Your task is to print the material below exactly as presented.

(Data entries for graphics)
::::
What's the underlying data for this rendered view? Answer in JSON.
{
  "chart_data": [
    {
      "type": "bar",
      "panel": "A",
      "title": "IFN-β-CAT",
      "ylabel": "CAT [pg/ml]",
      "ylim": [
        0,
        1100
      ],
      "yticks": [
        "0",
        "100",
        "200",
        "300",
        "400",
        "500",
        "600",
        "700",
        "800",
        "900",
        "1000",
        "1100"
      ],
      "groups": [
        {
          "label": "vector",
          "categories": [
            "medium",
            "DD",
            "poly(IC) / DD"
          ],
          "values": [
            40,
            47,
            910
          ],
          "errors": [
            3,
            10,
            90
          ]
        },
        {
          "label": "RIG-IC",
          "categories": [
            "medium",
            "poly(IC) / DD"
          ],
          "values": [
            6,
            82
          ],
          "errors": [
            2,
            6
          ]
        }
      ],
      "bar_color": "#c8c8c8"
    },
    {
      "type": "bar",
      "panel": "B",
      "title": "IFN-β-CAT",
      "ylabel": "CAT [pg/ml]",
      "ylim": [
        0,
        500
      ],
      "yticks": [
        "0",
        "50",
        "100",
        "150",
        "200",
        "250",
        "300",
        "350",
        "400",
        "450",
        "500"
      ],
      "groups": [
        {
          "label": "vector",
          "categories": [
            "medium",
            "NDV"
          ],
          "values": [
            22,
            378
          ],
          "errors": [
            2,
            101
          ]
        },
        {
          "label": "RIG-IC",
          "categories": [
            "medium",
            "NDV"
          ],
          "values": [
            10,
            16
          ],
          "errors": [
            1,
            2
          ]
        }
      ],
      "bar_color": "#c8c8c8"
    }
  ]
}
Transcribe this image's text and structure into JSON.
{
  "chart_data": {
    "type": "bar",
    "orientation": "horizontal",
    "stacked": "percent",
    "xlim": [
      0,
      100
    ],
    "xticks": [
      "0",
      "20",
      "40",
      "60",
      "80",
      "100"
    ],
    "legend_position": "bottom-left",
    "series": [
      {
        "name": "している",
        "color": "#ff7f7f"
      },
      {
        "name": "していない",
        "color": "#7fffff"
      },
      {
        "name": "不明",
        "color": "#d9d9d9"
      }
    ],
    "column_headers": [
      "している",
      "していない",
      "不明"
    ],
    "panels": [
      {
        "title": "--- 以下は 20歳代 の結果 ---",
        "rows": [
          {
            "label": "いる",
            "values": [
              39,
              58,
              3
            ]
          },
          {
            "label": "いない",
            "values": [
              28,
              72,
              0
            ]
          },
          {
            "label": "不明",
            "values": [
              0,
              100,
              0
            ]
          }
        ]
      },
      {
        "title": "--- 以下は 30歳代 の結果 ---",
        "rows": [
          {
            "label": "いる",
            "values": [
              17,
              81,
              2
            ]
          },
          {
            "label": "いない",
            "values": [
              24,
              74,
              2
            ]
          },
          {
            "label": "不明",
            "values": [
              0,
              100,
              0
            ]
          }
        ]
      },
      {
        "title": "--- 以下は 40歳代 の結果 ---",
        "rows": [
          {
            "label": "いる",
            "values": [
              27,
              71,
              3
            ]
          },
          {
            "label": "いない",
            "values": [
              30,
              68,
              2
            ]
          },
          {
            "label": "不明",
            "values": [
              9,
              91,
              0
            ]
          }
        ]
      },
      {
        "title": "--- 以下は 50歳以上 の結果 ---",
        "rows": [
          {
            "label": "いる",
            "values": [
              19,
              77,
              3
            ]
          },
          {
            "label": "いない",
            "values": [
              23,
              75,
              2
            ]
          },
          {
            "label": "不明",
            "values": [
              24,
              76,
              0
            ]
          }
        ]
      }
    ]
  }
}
::::
* SOLUTION BELOW
What's the underlying data for this rendered view? Answer in JSON.
{
  "chart_data": [
    {
      "type": "bar",
      "panel": "A",
      "title": "IFN-β-CAT",
      "ylabel": "CAT [pg/ml]",
      "ylim": [
        0,
        1100
      ],
      "yticks": [
        "0",
        "100",
        "200",
        "300",
        "400",
        "500",
        "600",
        "700",
        "800",
        "900",
        "1000",
        "1100"
      ],
      "groups": [
        {
          "label": "vector",
          "categories": [
            "medium",
            "DD",
            "poly(IC) / DD"
          ],
          "values": [
            40,
            47,
            910
          ],
          "errors": [
            3,
            10,
            90
          ]
        },
        {
          "label": "RIG-IC",
          "categories": [
            "medium",
            "poly(IC) / DD"
          ],
          "values": [
            6,
            82
          ],
          "errors": [
            2,
            6
          ]
        }
      ],
      "bar_color": "#c8c8c8"
    },
    {
      "type": "bar",
      "panel": "B",
      "title": "IFN-β-CAT",
      "ylabel": "CAT [pg/ml]",
      "ylim": [
        0,
        500
      ],
      "yticks": [
        "0",
        "50",
        "100",
        "150",
        "200",
        "250",
        "300",
        "350",
        "400",
        "450",
        "500"
      ],
      "groups": [
        {
          "label": "vector",
          "categories": [
            "medium",
            "NDV"
          ],
          "values": [
            22,
            378
          ],
          "errors": [
            2,
            101
          ]
        },
        {
          "label": "RIG-IC",
          "categories": [
            "medium",
            "NDV"
          ],
          "values": [
            10,
            16
          ],
          "errors": [
            1,
            2
          ]
        }
      ],
      "bar_color": "#c8c8c8"
    }
  ]
}
Transcribe this image's text and structure into JSON.
{
  "chart_data": {
    "type": "bar",
    "orientation": "horizontal",
    "stacked": "percent",
    "xlim": [
      0,
      100
    ],
    "xticks": [
      "0",
      "20",
      "40",
      "60",
      "80",
      "100"
    ],
    "legend_position": "bottom-left",
    "series": [
      {
        "name": "している",
        "color": "#ff7f7f"
      },
      {
        "name": "していない",
        "color": "#7fffff"
      },
      {
        "name": "不明",
        "color": "#d9d9d9"
      }
    ],
    "column_headers": [
      "している",
      "していない",
      "不明"
    ],
    "panels": [
      {
        "title": "--- 以下は 20歳代 の結果 ---",
        "rows": [
          {
            "label": "いる",
            "values": [
              39,
              58,
              3
            ]
          },
          {
            "label": "いない",
            "values": [
              28,
              72,
              0
            ]
          },
          {
            "label": "不明",
            "values": [
              0,
              100,
              0
            ]
          }
        ]
      },
      {
        "title": "--- 以下は 30歳代 の結果 ---",
        "rows": [
          {
            "label": "いる",
            "values": [
              17,
              81,
              2
            ]
          },
          {
            "label": "いない",
            "values": [
              24,
              74,
              2
            ]
          },
          {
            "label": "不明",
            "values": [
              0,
              100,
              0
            ]
          }
        ]
      },
      {
        "title": "--- 以下は 40歳代 の結果 ---",
        "rows": [
          {
            "label": "いる",
            "values": [
              27,
              71,
              3
            ]
          },
          {
            "label": "いない",
            "values": [
              30,
              68,
              2
            ]
          },
          {
            "label": "不明",
            "values": [
              9,
              91,
              0
            ]
          }
        ]
      },
      {
        "title": "--- 以下は 50歳以上 の結果 ---",
        "rows": [
          {
            "label": "いる",
            "values": [
              19,
              77,
              3
            ]
          },
          {
            "label": "いない",
            "values": [
              23,
              75,
              2
            ]
          },
          {
            "label": "不明",
            "values": [
              24,
              76,
              0
            ]
          }
        ]
      }
    ]
  }
}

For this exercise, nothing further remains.